Task: Every line holding the word "искривленія" counts once. Give the total, nothing more.

######

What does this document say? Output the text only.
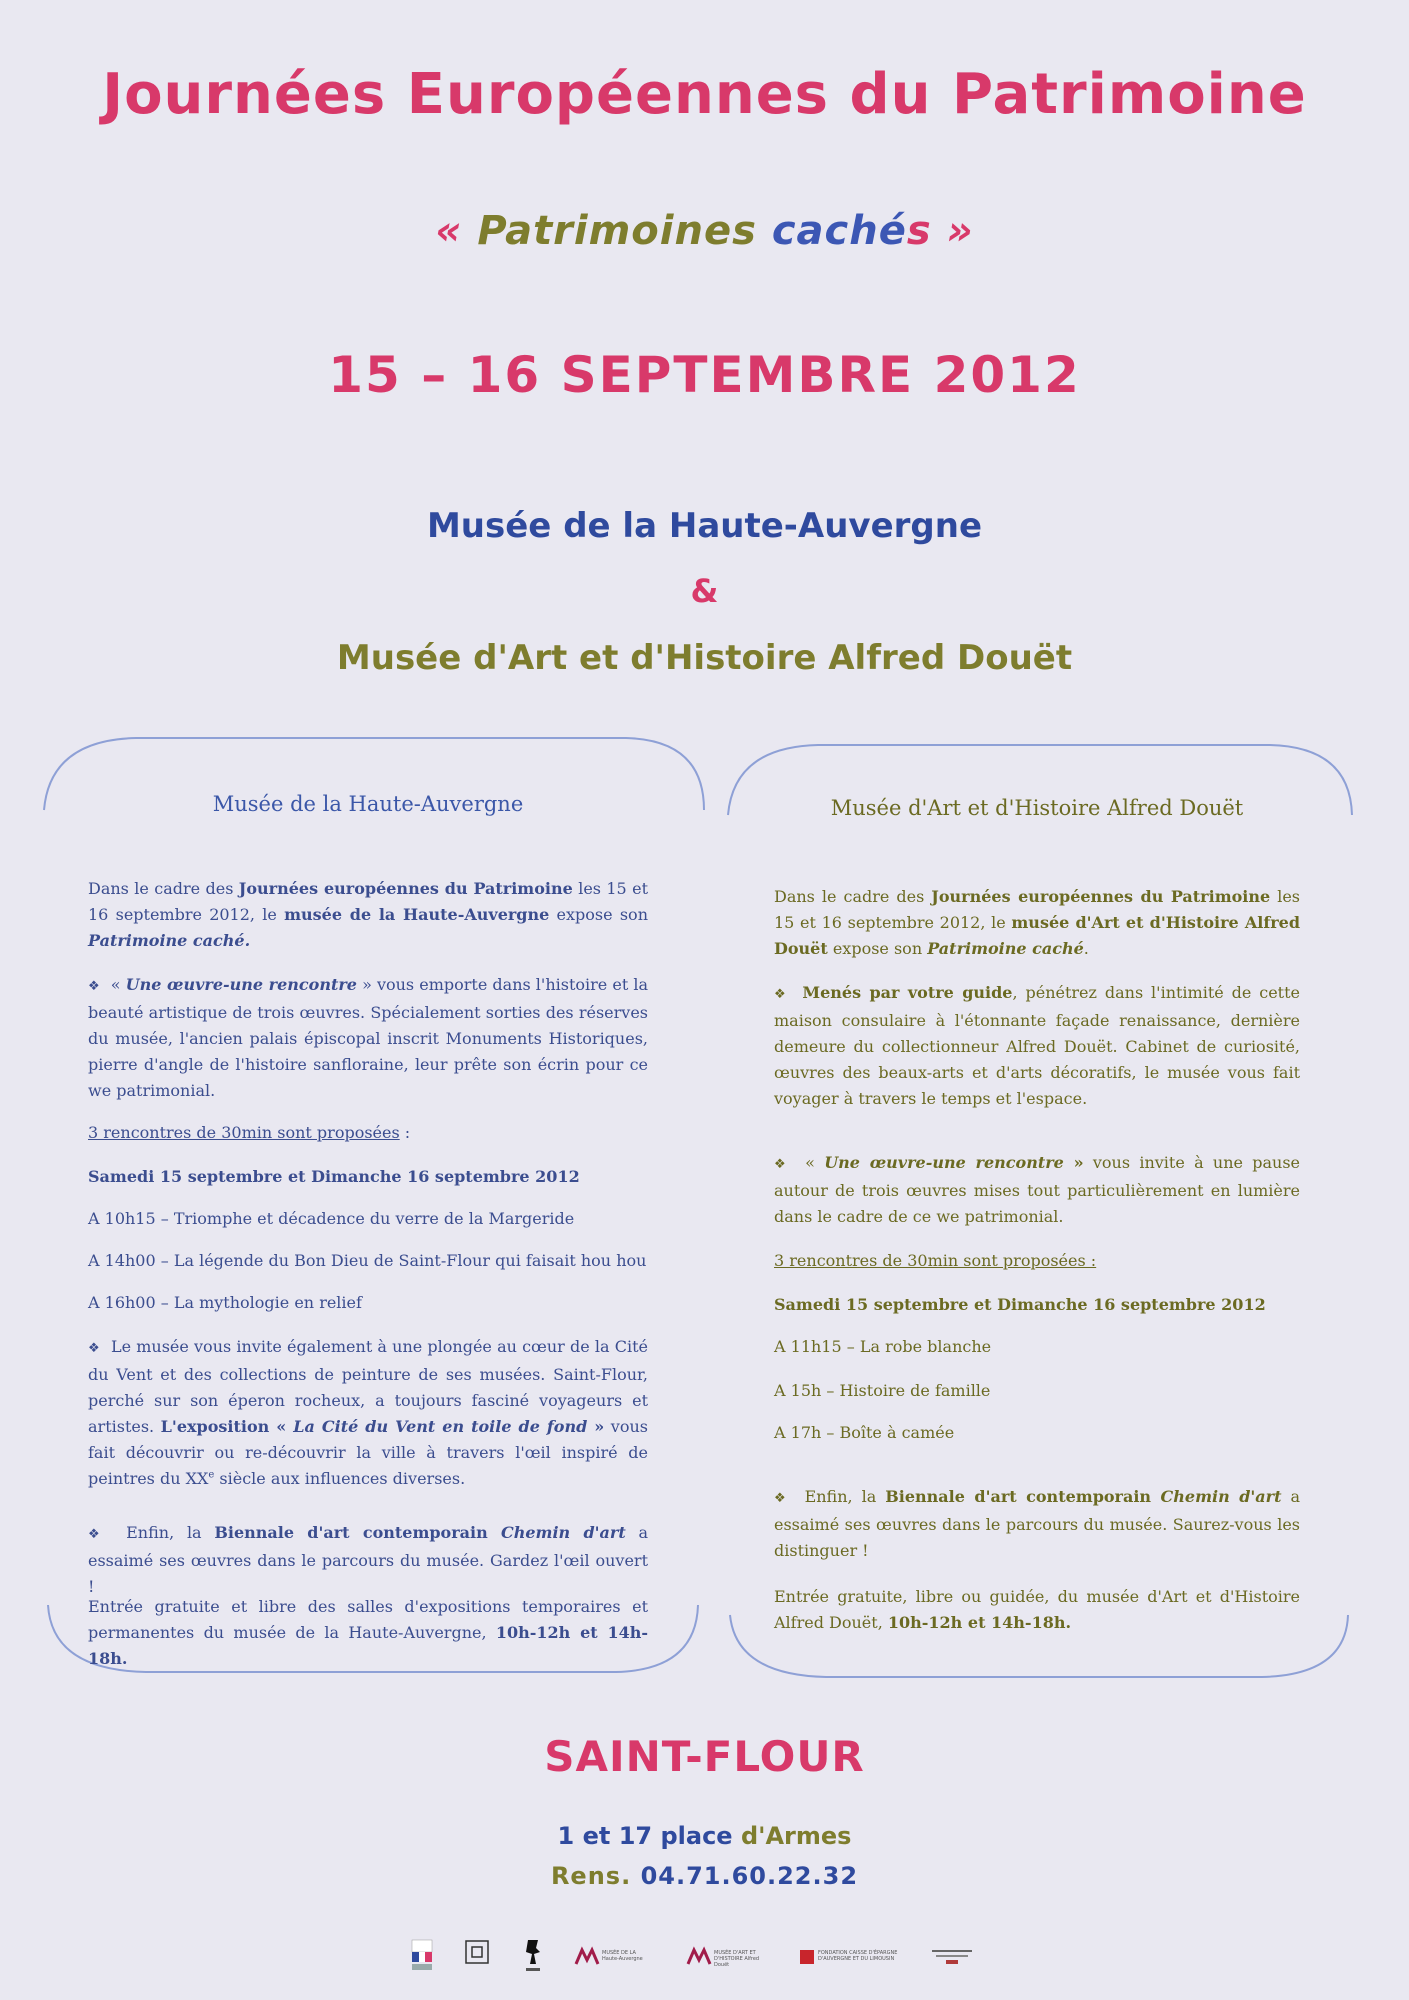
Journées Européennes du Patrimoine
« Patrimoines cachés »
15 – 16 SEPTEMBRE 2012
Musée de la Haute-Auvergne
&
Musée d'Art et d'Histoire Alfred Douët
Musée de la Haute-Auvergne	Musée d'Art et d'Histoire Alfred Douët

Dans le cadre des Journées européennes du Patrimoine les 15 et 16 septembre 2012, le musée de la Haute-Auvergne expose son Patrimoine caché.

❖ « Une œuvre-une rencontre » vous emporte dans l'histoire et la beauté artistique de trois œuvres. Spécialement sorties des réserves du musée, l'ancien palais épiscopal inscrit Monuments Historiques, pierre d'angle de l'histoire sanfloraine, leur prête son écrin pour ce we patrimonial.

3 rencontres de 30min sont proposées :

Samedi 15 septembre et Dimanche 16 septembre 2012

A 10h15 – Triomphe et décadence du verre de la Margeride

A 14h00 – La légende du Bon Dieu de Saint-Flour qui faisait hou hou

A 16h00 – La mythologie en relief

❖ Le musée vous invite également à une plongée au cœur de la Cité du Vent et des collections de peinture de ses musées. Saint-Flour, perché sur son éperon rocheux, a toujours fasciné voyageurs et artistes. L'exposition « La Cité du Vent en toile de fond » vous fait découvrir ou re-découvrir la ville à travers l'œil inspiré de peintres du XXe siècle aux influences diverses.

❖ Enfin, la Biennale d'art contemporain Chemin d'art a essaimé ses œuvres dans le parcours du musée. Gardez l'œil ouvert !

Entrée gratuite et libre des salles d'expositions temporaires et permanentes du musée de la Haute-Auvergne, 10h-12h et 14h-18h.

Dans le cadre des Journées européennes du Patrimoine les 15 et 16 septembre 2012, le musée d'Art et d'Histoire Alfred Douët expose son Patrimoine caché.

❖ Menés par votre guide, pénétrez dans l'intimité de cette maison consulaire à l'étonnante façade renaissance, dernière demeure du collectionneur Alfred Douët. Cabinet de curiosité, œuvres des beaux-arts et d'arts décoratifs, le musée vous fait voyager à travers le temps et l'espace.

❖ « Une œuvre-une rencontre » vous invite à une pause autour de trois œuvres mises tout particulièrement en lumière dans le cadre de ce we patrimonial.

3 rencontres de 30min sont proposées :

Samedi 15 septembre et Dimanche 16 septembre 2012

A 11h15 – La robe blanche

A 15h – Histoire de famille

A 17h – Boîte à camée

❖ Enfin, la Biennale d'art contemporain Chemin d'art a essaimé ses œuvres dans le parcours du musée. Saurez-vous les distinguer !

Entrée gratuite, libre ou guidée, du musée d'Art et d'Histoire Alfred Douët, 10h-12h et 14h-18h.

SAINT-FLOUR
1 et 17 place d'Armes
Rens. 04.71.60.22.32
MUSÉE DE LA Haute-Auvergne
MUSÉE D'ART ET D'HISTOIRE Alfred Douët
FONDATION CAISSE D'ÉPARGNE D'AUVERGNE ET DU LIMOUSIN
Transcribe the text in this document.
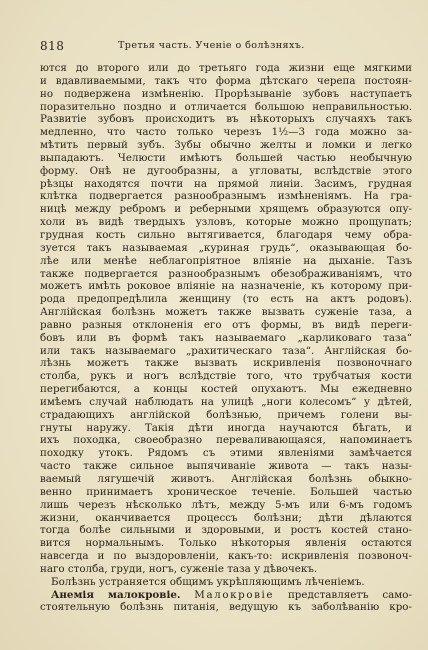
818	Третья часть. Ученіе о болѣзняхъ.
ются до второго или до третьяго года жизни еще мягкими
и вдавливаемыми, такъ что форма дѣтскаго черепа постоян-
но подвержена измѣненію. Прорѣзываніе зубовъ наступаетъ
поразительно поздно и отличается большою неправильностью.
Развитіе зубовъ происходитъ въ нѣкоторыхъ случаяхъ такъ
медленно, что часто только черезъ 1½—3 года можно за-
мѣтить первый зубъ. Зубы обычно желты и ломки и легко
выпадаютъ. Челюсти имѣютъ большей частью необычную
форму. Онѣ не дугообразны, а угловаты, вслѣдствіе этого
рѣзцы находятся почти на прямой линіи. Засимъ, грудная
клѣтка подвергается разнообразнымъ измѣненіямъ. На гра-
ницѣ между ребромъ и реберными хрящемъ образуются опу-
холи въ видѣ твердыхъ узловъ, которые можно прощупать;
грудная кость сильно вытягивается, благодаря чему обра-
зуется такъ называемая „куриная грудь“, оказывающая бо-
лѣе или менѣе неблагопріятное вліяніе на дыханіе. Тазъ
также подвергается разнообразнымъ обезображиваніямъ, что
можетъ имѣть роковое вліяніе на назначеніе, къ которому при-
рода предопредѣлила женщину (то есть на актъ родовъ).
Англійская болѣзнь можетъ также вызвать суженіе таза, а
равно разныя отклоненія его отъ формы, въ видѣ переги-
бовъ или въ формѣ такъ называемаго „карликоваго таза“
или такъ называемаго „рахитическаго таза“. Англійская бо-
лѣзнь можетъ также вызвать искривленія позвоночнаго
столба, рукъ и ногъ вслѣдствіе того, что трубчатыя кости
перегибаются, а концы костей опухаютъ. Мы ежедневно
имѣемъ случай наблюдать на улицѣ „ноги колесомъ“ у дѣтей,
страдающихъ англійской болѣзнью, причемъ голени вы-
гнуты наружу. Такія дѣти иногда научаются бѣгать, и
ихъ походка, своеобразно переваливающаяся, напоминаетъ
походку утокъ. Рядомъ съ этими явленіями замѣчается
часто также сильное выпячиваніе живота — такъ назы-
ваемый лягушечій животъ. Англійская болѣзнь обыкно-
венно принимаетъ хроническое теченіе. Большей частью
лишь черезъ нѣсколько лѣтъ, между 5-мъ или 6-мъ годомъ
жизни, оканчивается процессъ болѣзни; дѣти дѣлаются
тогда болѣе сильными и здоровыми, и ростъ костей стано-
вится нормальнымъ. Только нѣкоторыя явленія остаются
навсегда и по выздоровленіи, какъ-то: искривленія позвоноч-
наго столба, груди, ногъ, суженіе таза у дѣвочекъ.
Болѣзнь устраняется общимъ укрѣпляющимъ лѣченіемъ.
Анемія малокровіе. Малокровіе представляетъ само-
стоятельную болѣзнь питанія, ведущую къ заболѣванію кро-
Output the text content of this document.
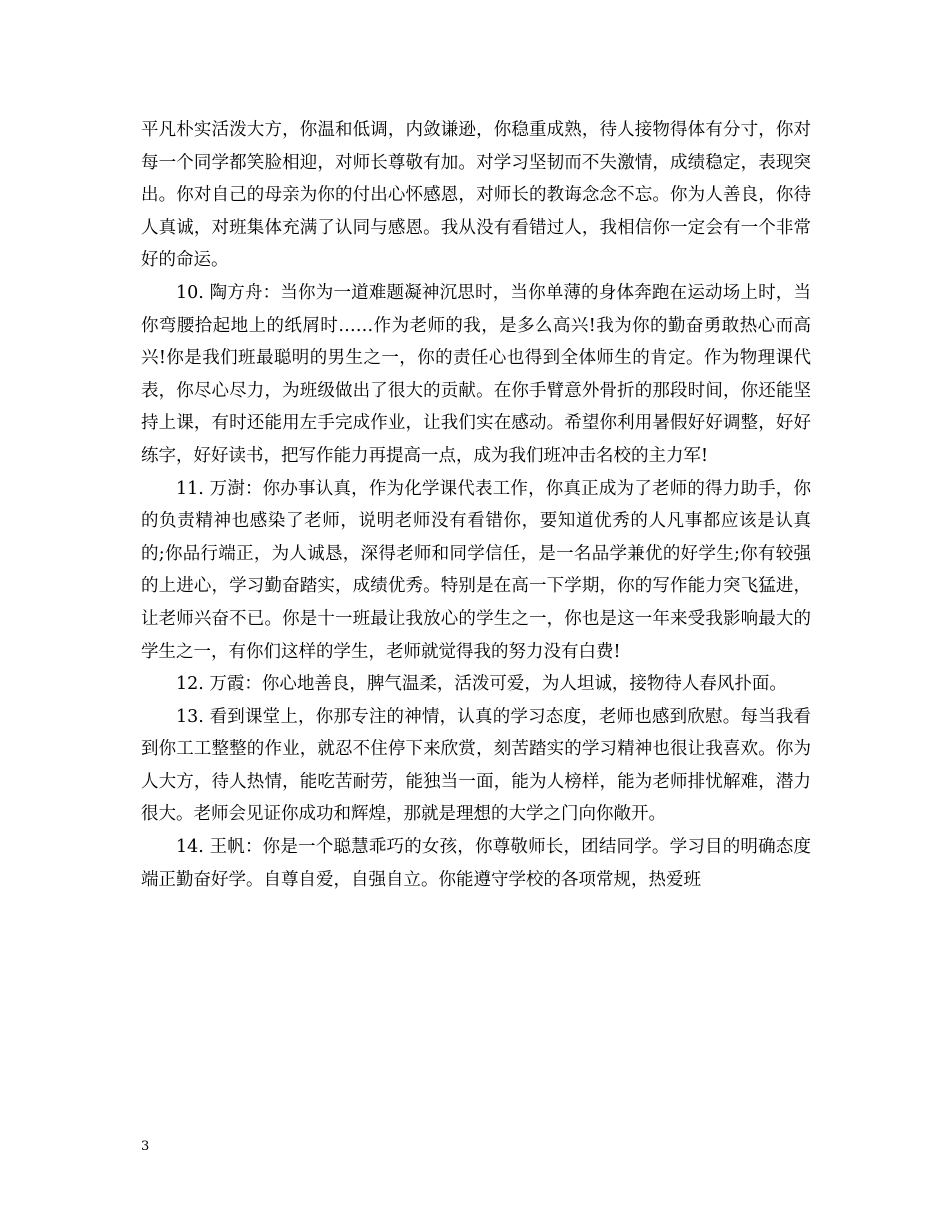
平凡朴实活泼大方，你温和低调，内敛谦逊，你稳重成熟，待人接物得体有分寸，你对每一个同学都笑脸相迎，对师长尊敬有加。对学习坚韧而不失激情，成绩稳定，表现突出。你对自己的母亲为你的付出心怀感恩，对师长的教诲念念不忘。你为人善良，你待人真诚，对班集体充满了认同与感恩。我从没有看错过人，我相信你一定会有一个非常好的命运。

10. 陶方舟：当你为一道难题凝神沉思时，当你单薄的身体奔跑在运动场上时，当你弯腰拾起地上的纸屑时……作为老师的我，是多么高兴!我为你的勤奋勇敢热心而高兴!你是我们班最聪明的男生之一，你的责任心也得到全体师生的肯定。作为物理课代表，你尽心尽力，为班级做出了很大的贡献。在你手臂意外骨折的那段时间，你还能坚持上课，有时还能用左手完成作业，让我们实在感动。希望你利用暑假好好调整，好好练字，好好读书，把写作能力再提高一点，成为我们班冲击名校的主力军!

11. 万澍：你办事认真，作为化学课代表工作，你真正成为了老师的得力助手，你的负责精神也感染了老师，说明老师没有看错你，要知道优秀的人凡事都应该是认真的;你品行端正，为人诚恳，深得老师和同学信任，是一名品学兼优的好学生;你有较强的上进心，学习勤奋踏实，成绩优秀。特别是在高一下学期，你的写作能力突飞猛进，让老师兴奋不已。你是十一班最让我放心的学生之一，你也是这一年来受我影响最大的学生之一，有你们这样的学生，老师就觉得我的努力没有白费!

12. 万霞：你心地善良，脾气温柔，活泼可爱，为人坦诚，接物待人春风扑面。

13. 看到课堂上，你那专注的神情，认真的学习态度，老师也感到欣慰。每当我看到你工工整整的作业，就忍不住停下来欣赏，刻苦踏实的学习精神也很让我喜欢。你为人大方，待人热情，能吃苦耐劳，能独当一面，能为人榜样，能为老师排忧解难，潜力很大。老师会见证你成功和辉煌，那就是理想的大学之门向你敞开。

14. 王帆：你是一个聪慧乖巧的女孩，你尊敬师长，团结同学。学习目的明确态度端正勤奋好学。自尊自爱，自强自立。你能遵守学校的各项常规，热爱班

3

######

Task solution: 2